- **DATA SUPPLIED**
Start
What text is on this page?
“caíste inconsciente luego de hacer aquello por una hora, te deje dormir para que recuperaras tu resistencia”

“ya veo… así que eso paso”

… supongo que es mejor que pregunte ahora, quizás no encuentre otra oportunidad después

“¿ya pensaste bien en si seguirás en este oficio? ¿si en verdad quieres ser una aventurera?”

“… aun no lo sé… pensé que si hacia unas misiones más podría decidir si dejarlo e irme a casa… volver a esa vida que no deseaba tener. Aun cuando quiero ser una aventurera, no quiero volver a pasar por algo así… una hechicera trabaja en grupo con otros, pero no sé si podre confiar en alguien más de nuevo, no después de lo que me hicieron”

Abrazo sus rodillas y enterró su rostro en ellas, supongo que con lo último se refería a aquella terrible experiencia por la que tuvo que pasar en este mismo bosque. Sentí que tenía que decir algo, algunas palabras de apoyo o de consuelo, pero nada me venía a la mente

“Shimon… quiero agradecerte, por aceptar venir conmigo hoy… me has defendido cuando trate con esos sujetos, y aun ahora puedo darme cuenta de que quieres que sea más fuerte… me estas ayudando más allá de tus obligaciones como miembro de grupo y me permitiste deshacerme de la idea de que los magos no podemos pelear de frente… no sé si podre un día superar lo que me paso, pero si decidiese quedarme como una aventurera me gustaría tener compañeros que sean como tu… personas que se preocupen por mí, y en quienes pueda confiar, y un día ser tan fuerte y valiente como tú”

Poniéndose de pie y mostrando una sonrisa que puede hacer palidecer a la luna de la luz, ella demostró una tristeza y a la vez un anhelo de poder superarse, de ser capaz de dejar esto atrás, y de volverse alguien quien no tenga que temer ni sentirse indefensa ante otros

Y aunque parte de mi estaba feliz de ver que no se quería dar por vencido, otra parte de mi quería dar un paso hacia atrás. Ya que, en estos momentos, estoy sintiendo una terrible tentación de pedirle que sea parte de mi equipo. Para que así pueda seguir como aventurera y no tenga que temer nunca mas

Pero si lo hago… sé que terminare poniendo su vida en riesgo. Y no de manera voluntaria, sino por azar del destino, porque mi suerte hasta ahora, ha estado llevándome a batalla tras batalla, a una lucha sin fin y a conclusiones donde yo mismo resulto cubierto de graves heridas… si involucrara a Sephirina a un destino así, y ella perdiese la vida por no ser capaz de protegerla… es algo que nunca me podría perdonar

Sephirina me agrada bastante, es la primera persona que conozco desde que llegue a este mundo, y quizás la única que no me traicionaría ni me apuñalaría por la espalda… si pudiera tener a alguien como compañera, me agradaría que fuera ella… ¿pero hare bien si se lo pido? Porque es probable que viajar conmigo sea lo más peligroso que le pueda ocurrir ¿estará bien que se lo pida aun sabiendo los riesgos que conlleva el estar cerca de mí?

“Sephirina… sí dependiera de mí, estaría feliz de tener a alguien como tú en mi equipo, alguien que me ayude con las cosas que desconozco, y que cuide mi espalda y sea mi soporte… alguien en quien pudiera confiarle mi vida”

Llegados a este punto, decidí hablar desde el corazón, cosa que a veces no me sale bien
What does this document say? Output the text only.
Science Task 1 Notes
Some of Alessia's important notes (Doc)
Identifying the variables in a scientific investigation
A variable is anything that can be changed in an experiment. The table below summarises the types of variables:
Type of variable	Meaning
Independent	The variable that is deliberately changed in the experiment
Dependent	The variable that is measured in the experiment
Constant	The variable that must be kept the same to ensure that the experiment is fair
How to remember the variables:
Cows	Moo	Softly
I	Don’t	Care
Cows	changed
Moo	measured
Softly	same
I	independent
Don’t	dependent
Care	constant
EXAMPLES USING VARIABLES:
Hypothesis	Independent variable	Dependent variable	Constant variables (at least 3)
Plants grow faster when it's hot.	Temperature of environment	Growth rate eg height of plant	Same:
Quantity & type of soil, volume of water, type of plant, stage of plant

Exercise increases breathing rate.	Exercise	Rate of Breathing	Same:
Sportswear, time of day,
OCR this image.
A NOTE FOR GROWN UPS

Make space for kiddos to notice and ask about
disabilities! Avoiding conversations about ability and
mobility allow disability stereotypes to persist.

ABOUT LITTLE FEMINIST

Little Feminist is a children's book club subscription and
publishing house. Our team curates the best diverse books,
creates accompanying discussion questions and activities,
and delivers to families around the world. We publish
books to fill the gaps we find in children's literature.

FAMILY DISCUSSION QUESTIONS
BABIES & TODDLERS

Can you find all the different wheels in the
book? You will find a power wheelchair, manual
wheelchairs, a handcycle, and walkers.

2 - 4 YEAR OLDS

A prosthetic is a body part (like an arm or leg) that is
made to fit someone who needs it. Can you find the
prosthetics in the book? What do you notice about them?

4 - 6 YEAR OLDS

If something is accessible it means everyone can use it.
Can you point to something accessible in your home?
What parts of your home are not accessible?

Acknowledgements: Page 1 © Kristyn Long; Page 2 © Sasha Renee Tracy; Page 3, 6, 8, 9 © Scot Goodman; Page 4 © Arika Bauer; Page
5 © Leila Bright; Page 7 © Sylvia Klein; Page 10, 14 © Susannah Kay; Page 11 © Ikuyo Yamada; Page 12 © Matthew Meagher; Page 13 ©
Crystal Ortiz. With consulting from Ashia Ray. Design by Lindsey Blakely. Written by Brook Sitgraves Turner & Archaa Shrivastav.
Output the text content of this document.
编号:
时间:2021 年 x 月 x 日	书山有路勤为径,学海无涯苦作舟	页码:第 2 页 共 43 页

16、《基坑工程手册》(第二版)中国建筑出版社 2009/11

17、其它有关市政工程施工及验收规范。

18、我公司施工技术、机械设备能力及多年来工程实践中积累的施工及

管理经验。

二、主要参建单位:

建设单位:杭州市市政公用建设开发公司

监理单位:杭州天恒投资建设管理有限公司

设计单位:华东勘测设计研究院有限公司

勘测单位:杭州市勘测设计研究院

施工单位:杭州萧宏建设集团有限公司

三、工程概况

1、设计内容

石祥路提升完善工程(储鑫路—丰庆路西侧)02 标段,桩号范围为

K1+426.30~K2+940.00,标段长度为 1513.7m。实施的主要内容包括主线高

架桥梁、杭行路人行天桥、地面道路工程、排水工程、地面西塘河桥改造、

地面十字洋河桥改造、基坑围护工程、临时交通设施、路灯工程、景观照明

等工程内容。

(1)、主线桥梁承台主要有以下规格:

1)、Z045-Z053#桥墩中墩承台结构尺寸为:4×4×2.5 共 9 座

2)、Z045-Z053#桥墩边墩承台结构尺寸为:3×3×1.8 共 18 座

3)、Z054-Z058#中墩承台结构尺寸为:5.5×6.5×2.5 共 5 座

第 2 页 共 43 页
End
- **SET TASK**
Give the entries once more, exactly as they appear.

- **OUTPUT OF THE TASK**
What text is on this page?
“caíste inconsciente luego de hacer aquello por una hora, te deje dormir para que recuperaras tu resistencia”

“ya veo… así que eso paso”

… supongo que es mejor que pregunte ahora, quizás no encuentre otra oportunidad después

“¿ya pensaste bien en si seguirás en este oficio? ¿si en verdad quieres ser una aventurera?”

“… aun no lo sé… pensé que si hacia unas misiones más podría decidir si dejarlo e irme a casa… volver a esa vida que no deseaba tener. Aun cuando quiero ser una aventurera, no quiero volver a pasar por algo así… una hechicera trabaja en grupo con otros, pero no sé si podre confiar en alguien más de nuevo, no después de lo que me hicieron”

Abrazo sus rodillas y enterró su rostro en ellas, supongo que con lo último se refería a aquella terrible experiencia por la que tuvo que pasar en este mismo bosque. Sentí que tenía que decir algo, algunas palabras de apoyo o de consuelo, pero nada me venía a la mente

“Shimon… quiero agradecerte, por aceptar venir conmigo hoy… me has defendido cuando trate con esos sujetos, y aun ahora puedo darme cuenta de que quieres que sea más fuerte… me estas ayudando más allá de tus obligaciones como miembro de grupo y me permitiste deshacerme de la idea de que los magos no podemos pelear de frente… no sé si podre un día superar lo que me paso, pero si decidiese quedarme como una aventurera me gustaría tener compañeros que sean como tu… personas que se preocupen por mí, y en quienes pueda confiar, y un día ser tan fuerte y valiente como tú”

Poniéndose de pie y mostrando una sonrisa que puede hacer palidecer a la luna de la luz, ella demostró una tristeza y a la vez un anhelo de poder superarse, de ser capaz de dejar esto atrás, y de volverse alguien quien no tenga que temer ni sentirse indefensa ante otros

Y aunque parte de mi estaba feliz de ver que no se quería dar por vencido, otra parte de mi quería dar un paso hacia atrás. Ya que, en estos momentos, estoy sintiendo una terrible tentación de pedirle que sea parte de mi equipo. Para que así pueda seguir como aventurera y no tenga que temer nunca mas

Pero si lo hago… sé que terminare poniendo su vida en riesgo. Y no de manera voluntaria, sino por azar del destino, porque mi suerte hasta ahora, ha estado llevándome a batalla tras batalla, a una lucha sin fin y a conclusiones donde yo mismo resulto cubierto de graves heridas… si involucrara a Sephirina a un destino así, y ella perdiese la vida por no ser capaz de protegerla… es algo que nunca me podría perdonar

Sephirina me agrada bastante, es la primera persona que conozco desde que llegue a este mundo, y quizás la única que no me traicionaría ni me apuñalaría por la espalda… si pudiera tener a alguien como compañera, me agradaría que fuera ella… ¿pero hare bien si se lo pido? Porque es probable que viajar conmigo sea lo más peligroso que le pueda ocurrir ¿estará bien que se lo pida aun sabiendo los riesgos que conlleva el estar cerca de mí?

“Sephirina… sí dependiera de mí, estaría feliz de tener a alguien como tú en mi equipo, alguien que me ayude con las cosas que desconozco, y que cuide mi espalda y sea mi soporte… alguien en quien pudiera confiarle mi vida”

Llegados a este punto, decidí hablar desde el corazón, cosa que a veces no me sale bien
What does this document say? Output the text only.
Science Task 1 Notes
Some of Alessia's important notes (Doc)
Identifying the variables in a scientific investigation
A variable is anything that can be changed in an experiment. The table below summarises the types of variables:
Type of variable	Meaning
Independent	The variable that is deliberately changed in the experiment
Dependent	The variable that is measured in the experiment
Constant	The variable that must be kept the same to ensure that the experiment is fair
How to remember the variables:
Cows	Moo	Softly
I	Don’t	Care
Cows	changed
Moo	measured
Softly	same
I	independent
Don’t	dependent
Care	constant
EXAMPLES USING VARIABLES:
Hypothesis	Independent variable	Dependent variable	Constant variables (at least 3)
Plants grow faster when it's hot.	Temperature of environment	Growth rate eg height of plant	Same:
Quantity & type of soil, volume of water, type of plant, stage of plant

Exercise increases breathing rate.	Exercise	Rate of Breathing	Same:
Sportswear, time of day,
OCR this image.
A NOTE FOR GROWN UPS

Make space for kiddos to notice and ask about
disabilities! Avoiding conversations about ability and
mobility allow disability stereotypes to persist.

ABOUT LITTLE FEMINIST

Little Feminist is a children's book club subscription and
publishing house. Our team curates the best diverse books,
creates accompanying discussion questions and activities,
and delivers to families around the world. We publish
books to fill the gaps we find in children's literature.

FAMILY DISCUSSION QUESTIONS
BABIES & TODDLERS

Can you find all the different wheels in the
book? You will find a power wheelchair, manual
wheelchairs, a handcycle, and walkers.

2 - 4 YEAR OLDS

A prosthetic is a body part (like an arm or leg) that is
made to fit someone who needs it. Can you find the
prosthetics in the book? What do you notice about them?

4 - 6 YEAR OLDS

If something is accessible it means everyone can use it.
Can you point to something accessible in your home?
What parts of your home are not accessible?

Acknowledgements: Page 1 © Kristyn Long; Page 2 © Sasha Renee Tracy; Page 3, 6, 8, 9 © Scot Goodman; Page 4 © Arika Bauer; Page
5 © Leila Bright; Page 7 © Sylvia Klein; Page 10, 14 © Susannah Kay; Page 11 © Ikuyo Yamada; Page 12 © Matthew Meagher; Page 13 ©
Crystal Ortiz. With consulting from Ashia Ray. Design by Lindsey Blakely. Written by Brook Sitgraves Turner & Archaa Shrivastav.
Output the text content of this document.
编号:
时间:2021 年 x 月 x 日	书山有路勤为径,学海无涯苦作舟	页码:第 2 页 共 43 页

16、《基坑工程手册》(第二版)中国建筑出版社 2009/11

17、其它有关市政工程施工及验收规范。

18、我公司施工技术、机械设备能力及多年来工程实践中积累的施工及

管理经验。

二、主要参建单位:

建设单位:杭州市市政公用建设开发公司

监理单位:杭州天恒投资建设管理有限公司

设计单位:华东勘测设计研究院有限公司

勘测单位:杭州市勘测设计研究院

施工单位:杭州萧宏建设集团有限公司

三、工程概况

1、设计内容

石祥路提升完善工程(储鑫路—丰庆路西侧)02 标段,桩号范围为

K1+426.30~K2+940.00,标段长度为 1513.7m。实施的主要内容包括主线高

架桥梁、杭行路人行天桥、地面道路工程、排水工程、地面西塘河桥改造、

地面十字洋河桥改造、基坑围护工程、临时交通设施、路灯工程、景观照明

等工程内容。

(1)、主线桥梁承台主要有以下规格:

1)、Z045-Z053#桥墩中墩承台结构尺寸为:4×4×2.5 共 9 座

2)、Z045-Z053#桥墩边墩承台结构尺寸为:3×3×1.8 共 18 座

3)、Z054-Z058#中墩承台结构尺寸为:5.5×6.5×2.5 共 5 座

第 2 页 共 43 页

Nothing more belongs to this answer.